▸ **Written instruction**
Collect all lines from the listing that include the string "Sulaibiyakhat".

--- start ---

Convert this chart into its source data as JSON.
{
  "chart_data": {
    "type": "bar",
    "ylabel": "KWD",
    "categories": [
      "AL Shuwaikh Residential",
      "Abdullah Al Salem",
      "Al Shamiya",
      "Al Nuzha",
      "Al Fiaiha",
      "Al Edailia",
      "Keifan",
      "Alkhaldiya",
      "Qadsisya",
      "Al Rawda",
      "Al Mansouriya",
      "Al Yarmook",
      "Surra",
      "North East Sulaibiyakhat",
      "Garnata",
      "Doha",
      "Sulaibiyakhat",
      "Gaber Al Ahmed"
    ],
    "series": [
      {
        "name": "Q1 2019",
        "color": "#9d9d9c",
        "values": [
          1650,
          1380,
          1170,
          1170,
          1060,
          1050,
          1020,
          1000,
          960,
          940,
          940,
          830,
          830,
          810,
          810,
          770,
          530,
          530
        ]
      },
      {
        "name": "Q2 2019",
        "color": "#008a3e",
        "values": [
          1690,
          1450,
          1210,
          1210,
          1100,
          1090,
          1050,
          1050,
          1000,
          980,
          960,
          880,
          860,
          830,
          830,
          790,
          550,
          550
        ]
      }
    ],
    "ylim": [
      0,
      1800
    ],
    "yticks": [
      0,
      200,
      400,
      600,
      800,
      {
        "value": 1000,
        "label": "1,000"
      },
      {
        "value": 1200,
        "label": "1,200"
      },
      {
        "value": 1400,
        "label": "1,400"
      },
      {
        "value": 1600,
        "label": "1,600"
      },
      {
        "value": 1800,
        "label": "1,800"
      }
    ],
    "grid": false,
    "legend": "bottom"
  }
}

--- end ---

▸ **Response to the task**
      "North East Sulaibiyakhat",
      "Sulaibiyakhat",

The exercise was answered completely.